Records for this exercise -
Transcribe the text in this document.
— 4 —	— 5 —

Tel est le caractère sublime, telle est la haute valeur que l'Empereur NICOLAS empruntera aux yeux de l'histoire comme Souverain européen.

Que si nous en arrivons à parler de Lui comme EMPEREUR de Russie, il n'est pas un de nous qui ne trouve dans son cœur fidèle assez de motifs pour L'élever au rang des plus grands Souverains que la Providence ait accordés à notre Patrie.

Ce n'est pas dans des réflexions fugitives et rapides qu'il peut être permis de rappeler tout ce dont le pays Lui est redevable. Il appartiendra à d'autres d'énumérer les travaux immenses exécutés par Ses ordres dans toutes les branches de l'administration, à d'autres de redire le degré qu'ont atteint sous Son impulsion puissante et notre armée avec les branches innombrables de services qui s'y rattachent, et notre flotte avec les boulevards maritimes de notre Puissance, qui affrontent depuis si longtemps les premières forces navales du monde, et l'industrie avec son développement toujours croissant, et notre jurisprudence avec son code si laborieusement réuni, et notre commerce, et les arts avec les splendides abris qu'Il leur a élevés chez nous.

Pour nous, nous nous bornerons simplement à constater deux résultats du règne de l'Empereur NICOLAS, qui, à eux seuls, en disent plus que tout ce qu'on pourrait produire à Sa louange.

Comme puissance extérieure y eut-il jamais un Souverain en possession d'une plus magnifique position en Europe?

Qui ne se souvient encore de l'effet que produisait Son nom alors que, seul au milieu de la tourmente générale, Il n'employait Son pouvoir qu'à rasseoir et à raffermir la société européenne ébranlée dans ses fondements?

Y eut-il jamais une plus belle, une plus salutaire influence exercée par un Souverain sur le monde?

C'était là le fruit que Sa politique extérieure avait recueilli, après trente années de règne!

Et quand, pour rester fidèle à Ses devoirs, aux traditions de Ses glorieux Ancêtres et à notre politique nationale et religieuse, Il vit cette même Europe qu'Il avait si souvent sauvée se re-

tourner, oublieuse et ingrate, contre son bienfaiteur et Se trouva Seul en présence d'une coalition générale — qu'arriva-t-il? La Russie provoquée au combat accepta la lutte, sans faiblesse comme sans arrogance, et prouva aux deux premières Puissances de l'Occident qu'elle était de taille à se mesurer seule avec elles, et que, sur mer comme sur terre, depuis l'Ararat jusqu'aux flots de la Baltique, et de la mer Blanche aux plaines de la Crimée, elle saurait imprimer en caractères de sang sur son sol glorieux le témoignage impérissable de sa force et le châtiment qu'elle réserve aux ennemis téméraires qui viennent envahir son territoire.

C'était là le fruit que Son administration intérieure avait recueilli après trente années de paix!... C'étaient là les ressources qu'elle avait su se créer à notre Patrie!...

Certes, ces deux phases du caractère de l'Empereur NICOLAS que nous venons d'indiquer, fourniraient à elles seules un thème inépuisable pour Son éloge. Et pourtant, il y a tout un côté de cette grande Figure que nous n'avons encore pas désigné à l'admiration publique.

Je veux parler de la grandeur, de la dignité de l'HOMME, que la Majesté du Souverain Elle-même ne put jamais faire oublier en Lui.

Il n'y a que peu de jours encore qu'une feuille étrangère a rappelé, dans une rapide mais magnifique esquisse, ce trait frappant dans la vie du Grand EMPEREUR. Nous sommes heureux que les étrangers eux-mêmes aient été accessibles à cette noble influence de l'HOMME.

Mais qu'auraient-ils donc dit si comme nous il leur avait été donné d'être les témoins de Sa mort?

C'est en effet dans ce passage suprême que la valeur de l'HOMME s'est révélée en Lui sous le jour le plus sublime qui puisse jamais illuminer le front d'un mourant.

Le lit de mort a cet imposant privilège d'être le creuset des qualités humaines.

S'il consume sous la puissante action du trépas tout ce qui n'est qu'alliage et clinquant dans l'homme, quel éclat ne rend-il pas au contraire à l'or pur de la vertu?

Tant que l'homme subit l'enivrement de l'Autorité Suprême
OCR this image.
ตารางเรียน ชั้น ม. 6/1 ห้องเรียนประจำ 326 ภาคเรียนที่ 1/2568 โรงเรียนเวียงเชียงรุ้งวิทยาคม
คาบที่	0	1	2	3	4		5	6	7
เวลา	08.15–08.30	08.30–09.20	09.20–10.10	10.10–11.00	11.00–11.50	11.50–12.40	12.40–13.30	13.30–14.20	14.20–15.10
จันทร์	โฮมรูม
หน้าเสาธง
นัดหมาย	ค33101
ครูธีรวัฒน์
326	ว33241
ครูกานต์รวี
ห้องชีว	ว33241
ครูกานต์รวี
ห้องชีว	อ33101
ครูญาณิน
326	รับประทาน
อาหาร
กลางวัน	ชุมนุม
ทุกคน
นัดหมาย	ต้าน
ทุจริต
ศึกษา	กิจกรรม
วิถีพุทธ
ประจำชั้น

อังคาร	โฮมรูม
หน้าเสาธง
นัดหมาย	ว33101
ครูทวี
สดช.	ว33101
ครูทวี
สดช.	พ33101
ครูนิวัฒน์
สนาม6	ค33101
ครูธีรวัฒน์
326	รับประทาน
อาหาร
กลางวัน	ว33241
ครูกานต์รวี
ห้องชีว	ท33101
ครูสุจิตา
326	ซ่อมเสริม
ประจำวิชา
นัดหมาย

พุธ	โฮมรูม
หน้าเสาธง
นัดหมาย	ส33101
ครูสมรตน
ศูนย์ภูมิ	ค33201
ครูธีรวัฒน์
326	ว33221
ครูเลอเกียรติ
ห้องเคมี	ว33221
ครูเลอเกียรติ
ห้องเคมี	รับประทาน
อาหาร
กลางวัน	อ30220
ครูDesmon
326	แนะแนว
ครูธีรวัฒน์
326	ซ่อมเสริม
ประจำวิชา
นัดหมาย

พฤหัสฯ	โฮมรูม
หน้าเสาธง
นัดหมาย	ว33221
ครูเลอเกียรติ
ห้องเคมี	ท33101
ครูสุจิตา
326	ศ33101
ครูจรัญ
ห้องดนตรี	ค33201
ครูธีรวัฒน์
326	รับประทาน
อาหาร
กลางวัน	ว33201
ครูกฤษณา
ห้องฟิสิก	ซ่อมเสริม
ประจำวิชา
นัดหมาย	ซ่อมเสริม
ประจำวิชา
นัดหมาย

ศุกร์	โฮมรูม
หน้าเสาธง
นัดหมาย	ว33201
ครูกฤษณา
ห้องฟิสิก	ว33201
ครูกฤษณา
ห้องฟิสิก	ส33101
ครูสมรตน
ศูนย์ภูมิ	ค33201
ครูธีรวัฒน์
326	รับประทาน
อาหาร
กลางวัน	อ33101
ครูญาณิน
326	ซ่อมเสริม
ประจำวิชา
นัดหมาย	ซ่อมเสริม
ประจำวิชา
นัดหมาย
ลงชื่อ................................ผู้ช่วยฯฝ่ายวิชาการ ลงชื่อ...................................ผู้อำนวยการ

Task objective -
Repeat the records above exactly.

Expected answer -
Transcribe the text in this document.
— 4 —	— 5 —

Tel est le caractère sublime, telle est la haute valeur que l'Empereur NICOLAS empruntera aux yeux de l'histoire comme Souverain européen.

Que si nous en arrivons à parler de Lui comme EMPEREUR de Russie, il n'est pas un de nous qui ne trouve dans son cœur fidèle assez de motifs pour L'élever au rang des plus grands Souverains que la Providence ait accordés à notre Patrie.

Ce n'est pas dans des réflexions fugitives et rapides qu'il peut être permis de rappeler tout ce dont le pays Lui est redevable. Il appartiendra à d'autres d'énumérer les travaux immenses exécutés par Ses ordres dans toutes les branches de l'administration, à d'autres de redire le degré qu'ont atteint sous Son impulsion puissante et notre armée avec les branches innombrables de services qui s'y rattachent, et notre flotte avec les boulevards maritimes de notre Puissance, qui affrontent depuis si longtemps les premières forces navales du monde, et l'industrie avec son développement toujours croissant, et notre jurisprudence avec son code si laborieusement réuni, et notre commerce, et les arts avec les splendides abris qu'Il leur a élevés chez nous.

Pour nous, nous nous bornerons simplement à constater deux résultats du règne de l'Empereur NICOLAS, qui, à eux seuls, en disent plus que tout ce qu'on pourrait produire à Sa louange.

Comme puissance extérieure y eut-il jamais un Souverain en possession d'une plus magnifique position en Europe?

Qui ne se souvient encore de l'effet que produisait Son nom alors que, seul au milieu de la tourmente générale, Il n'employait Son pouvoir qu'à rasseoir et à raffermir la société européenne ébranlée dans ses fondements?

Y eut-il jamais une plus belle, une plus salutaire influence exercée par un Souverain sur le monde?

C'était là le fruit que Sa politique extérieure avait recueilli, après trente années de règne!

Et quand, pour rester fidèle à Ses devoirs, aux traditions de Ses glorieux Ancêtres et à notre politique nationale et religieuse, Il vit cette même Europe qu'Il avait si souvent sauvée se re-

tourner, oublieuse et ingrate, contre son bienfaiteur et Se trouva Seul en présence d'une coalition générale — qu'arriva-t-il? La Russie provoquée au combat accepta la lutte, sans faiblesse comme sans arrogance, et prouva aux deux premières Puissances de l'Occident qu'elle était de taille à se mesurer seule avec elles, et que, sur mer comme sur terre, depuis l'Ararat jusqu'aux flots de la Baltique, et de la mer Blanche aux plaines de la Crimée, elle saurait imprimer en caractères de sang sur son sol glorieux le témoignage impérissable de sa force et le châtiment qu'elle réserve aux ennemis téméraires qui viennent envahir son territoire.

C'était là le fruit que Son administration intérieure avait recueilli après trente années de paix!... C'étaient là les ressources qu'elle avait su se créer à notre Patrie!...

Certes, ces deux phases du caractère de l'Empereur NICOLAS que nous venons d'indiquer, fourniraient à elles seules un thème inépuisable pour Son éloge. Et pourtant, il y a tout un côté de cette grande Figure que nous n'avons encore pas désigné à l'admiration publique.

Je veux parler de la grandeur, de la dignité de l'HOMME, que la Majesté du Souverain Elle-même ne put jamais faire oublier en Lui.

Il n'y a que peu de jours encore qu'une feuille étrangère a rappelé, dans une rapide mais magnifique esquisse, ce trait frappant dans la vie du Grand EMPEREUR. Nous sommes heureux que les étrangers eux-mêmes aient été accessibles à cette noble influence de l'HOMME.

Mais qu'auraient-ils donc dit si comme nous il leur avait été donné d'être les témoins de Sa mort?

C'est en effet dans ce passage suprême que la valeur de l'HOMME s'est révélée en Lui sous le jour le plus sublime qui puisse jamais illuminer le front d'un mourant.

Le lit de mort a cet imposant privilège d'être le creuset des qualités humaines.

S'il consume sous la puissante action du trépas tout ce qui n'est qu'alliage et clinquant dans l'homme, quel éclat ne rend-il pas au contraire à l'or pur de la vertu?

Tant que l'homme subit l'enivrement de l'Autorité Suprême
OCR this image.
ตารางเรียน ชั้น ม. 6/1 ห้องเรียนประจำ 326 ภาคเรียนที่ 1/2568 โรงเรียนเวียงเชียงรุ้งวิทยาคม
คาบที่	0	1	2	3	4		5	6	7
เวลา	08.15–08.30	08.30–09.20	09.20–10.10	10.10–11.00	11.00–11.50	11.50–12.40	12.40–13.30	13.30–14.20	14.20–15.10
จันทร์	โฮมรูม
หน้าเสาธง
นัดหมาย	ค33101
ครูธีรวัฒน์
326	ว33241
ครูกานต์รวี
ห้องชีว	ว33241
ครูกานต์รวี
ห้องชีว	อ33101
ครูญาณิน
326	รับประทาน
อาหาร
กลางวัน	ชุมนุม
ทุกคน
นัดหมาย	ต้าน
ทุจริต
ศึกษา	กิจกรรม
วิถีพุทธ
ประจำชั้น

อังคาร	โฮมรูม
หน้าเสาธง
นัดหมาย	ว33101
ครูทวี
สดช.	ว33101
ครูทวี
สดช.	พ33101
ครูนิวัฒน์
สนาม6	ค33101
ครูธีรวัฒน์
326	รับประทาน
อาหาร
กลางวัน	ว33241
ครูกานต์รวี
ห้องชีว	ท33101
ครูสุจิตา
326	ซ่อมเสริม
ประจำวิชา
นัดหมาย

พุธ	โฮมรูม
หน้าเสาธง
นัดหมาย	ส33101
ครูสมรตน
ศูนย์ภูมิ	ค33201
ครูธีรวัฒน์
326	ว33221
ครูเลอเกียรติ
ห้องเคมี	ว33221
ครูเลอเกียรติ
ห้องเคมี	รับประทาน
อาหาร
กลางวัน	อ30220
ครูDesmon
326	แนะแนว
ครูธีรวัฒน์
326	ซ่อมเสริม
ประจำวิชา
นัดหมาย

พฤหัสฯ	โฮมรูม
หน้าเสาธง
นัดหมาย	ว33221
ครูเลอเกียรติ
ห้องเคมี	ท33101
ครูสุจิตา
326	ศ33101
ครูจรัญ
ห้องดนตรี	ค33201
ครูธีรวัฒน์
326	รับประทาน
อาหาร
กลางวัน	ว33201
ครูกฤษณา
ห้องฟิสิก	ซ่อมเสริม
ประจำวิชา
นัดหมาย	ซ่อมเสริม
ประจำวิชา
นัดหมาย

ศุกร์	โฮมรูม
หน้าเสาธง
นัดหมาย	ว33201
ครูกฤษณา
ห้องฟิสิก	ว33201
ครูกฤษณา
ห้องฟิสิก	ส33101
ครูสมรตน
ศูนย์ภูมิ	ค33201
ครูธีรวัฒน์
326	รับประทาน
อาหาร
กลางวัน	อ33101
ครูญาณิน
326	ซ่อมเสริม
ประจำวิชา
นัดหมาย	ซ่อมเสริม
ประจำวิชา
นัดหมาย
ลงชื่อ................................ผู้ช่วยฯฝ่ายวิชาการ ลงชื่อ...................................ผู้อำนวยการ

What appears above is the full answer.